• **Exercise requirements**: Copy out the listing in full, exactly as written, but not its pictures.

• **Dataset rows**:
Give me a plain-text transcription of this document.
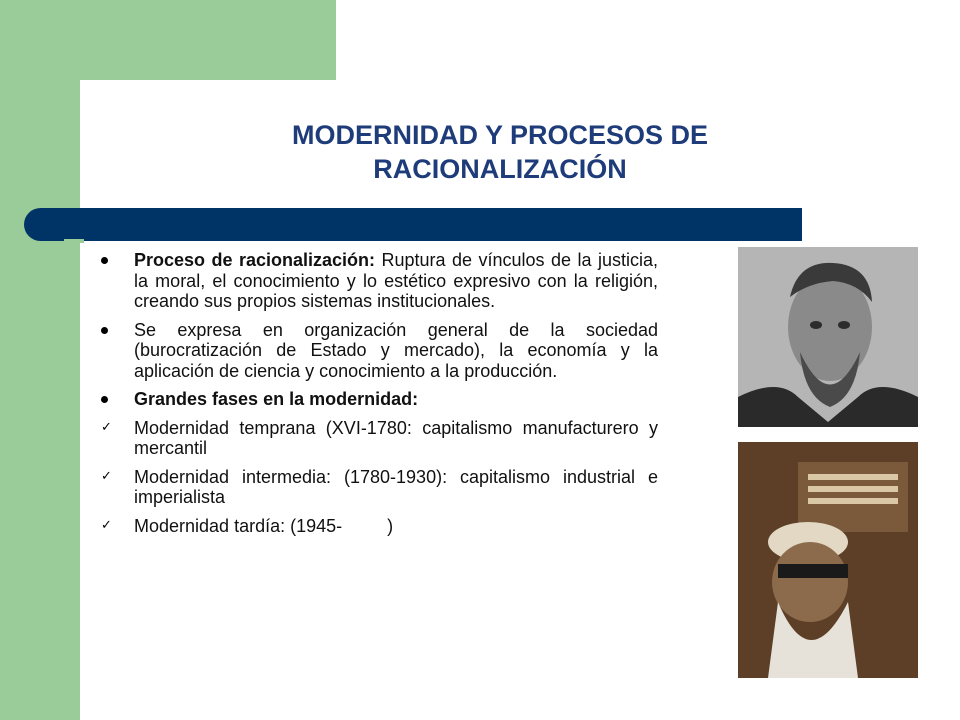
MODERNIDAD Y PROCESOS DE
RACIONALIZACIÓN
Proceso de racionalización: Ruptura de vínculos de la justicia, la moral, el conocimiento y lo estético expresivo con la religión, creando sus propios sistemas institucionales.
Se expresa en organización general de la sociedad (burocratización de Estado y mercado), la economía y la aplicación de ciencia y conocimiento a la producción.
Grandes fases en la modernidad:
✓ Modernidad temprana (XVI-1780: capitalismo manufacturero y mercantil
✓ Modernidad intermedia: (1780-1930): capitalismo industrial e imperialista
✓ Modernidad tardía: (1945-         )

• **Answer for the task**:
Give me a plain-text transcription of this document.
MODERNIDAD Y PROCESOS DE
RACIONALIZACIÓN
Proceso de racionalización: Ruptura de vínculos de la justicia, la moral, el conocimiento y lo estético expresivo con la religión, creando sus propios sistemas institucionales.
Se expresa en organización general de la sociedad (burocratización de Estado y mercado), la economía y la aplicación de ciencia y conocimiento a la producción.
Grandes fases en la modernidad:
✓ Modernidad temprana (XVI-1780: capitalismo manufacturero y mercantil
✓ Modernidad intermedia: (1780-1930): capitalismo industrial e imperialista
✓ Modernidad tardía: (1945-         )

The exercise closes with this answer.